WRITTEN EXERCISE — Would you write out the listing verbatim and skip every picture in it?

### TASK INPUTS

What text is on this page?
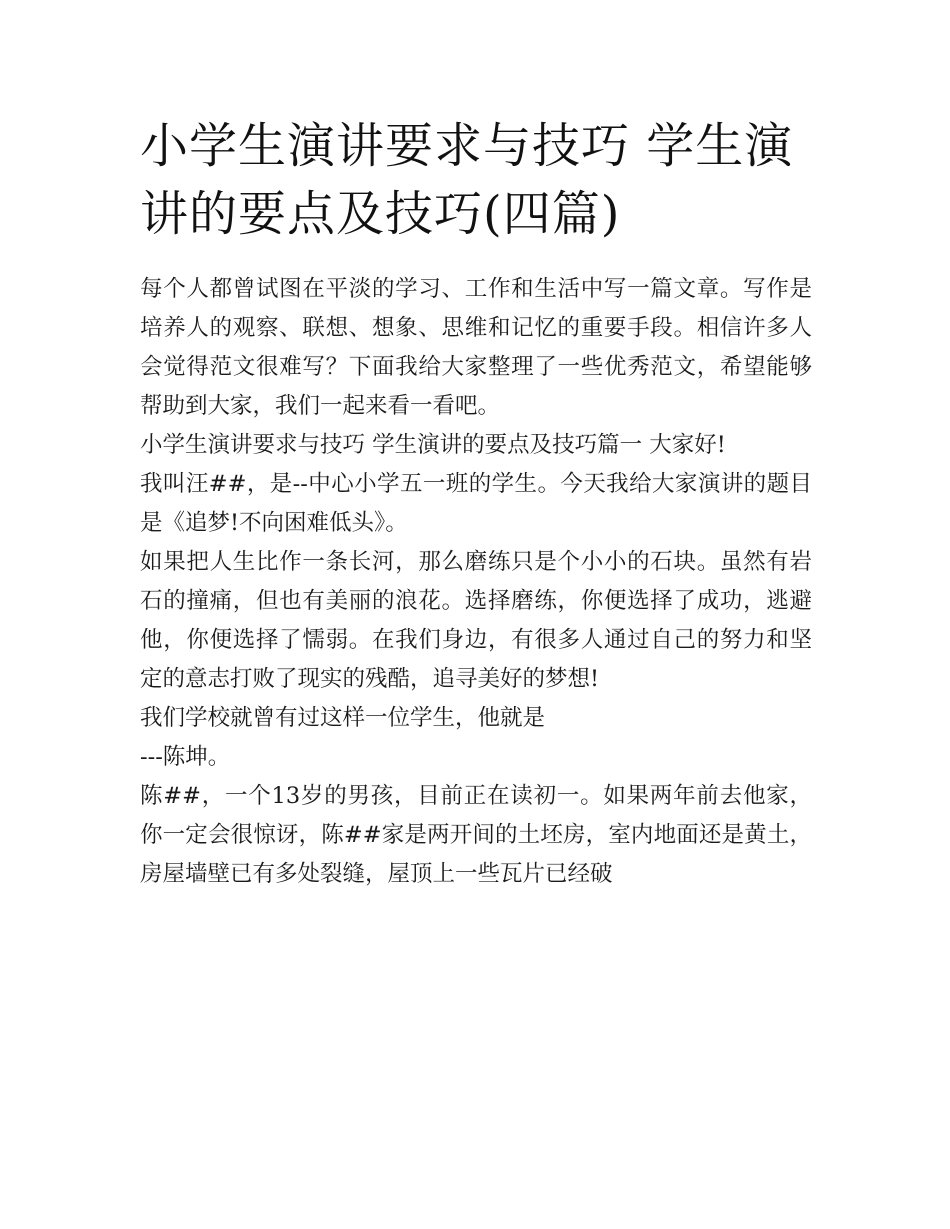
小学生演讲要求与技巧 学生演
讲的要点及技巧(四篇)

每个人都曾试图在平淡的学习、工作和生活中写一篇文章。写作是培养人的观察、联想、想象、思维和记忆的重要手段。相信许多人会觉得范文很难写？下面我给大家整理了一些优秀范文，希望能够帮助到大家，我们一起来看一看吧。

小学生演讲要求与技巧 学生演讲的要点及技巧篇一 大家好!

我叫汪##，是--中心小学五一班的学生。今天我给大家演讲的题目是《追梦!不向困难低头》。

如果把人生比作一条长河，那么磨练只是个小小的石块。虽然有岩石的撞痛，但也有美丽的浪花。选择磨练，你便选择了成功，逃避他，你便选择了懦弱。在我们身边，有很多人通过自己的努力和坚定的意志打败了现实的残酷，追寻美好的梦想!

我们学校就曾有过这样一位学生，他就是

---陈坤。

陈##，一个13岁的男孩，目前正在读初一。如果两年前去他家，你一定会很惊讶，陈##家是两开间的土坯房，室内地面还是黄土，房屋墙壁已有多处裂缝，屋顶上一些瓦片已经破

######

OUTPUT FOR THIS TASK —
What text is on this page?
小学生演讲要求与技巧 学生演
讲的要点及技巧(四篇)

每个人都曾试图在平淡的学习、工作和生活中写一篇文章。写作是培养人的观察、联想、想象、思维和记忆的重要手段。相信许多人会觉得范文很难写？下面我给大家整理了一些优秀范文，希望能够帮助到大家，我们一起来看一看吧。

小学生演讲要求与技巧 学生演讲的要点及技巧篇一 大家好!

我叫汪##，是--中心小学五一班的学生。今天我给大家演讲的题目是《追梦!不向困难低头》。

如果把人生比作一条长河，那么磨练只是个小小的石块。虽然有岩石的撞痛，但也有美丽的浪花。选择磨练，你便选择了成功，逃避他，你便选择了懦弱。在我们身边，有很多人通过自己的努力和坚定的意志打败了现实的残酷，追寻美好的梦想!

我们学校就曾有过这样一位学生，他就是

---陈坤。

陈##，一个13岁的男孩，目前正在读初一。如果两年前去他家，你一定会很惊讶，陈##家是两开间的土坯房，室内地面还是黄土，房屋墙壁已有多处裂缝，屋顶上一些瓦片已经破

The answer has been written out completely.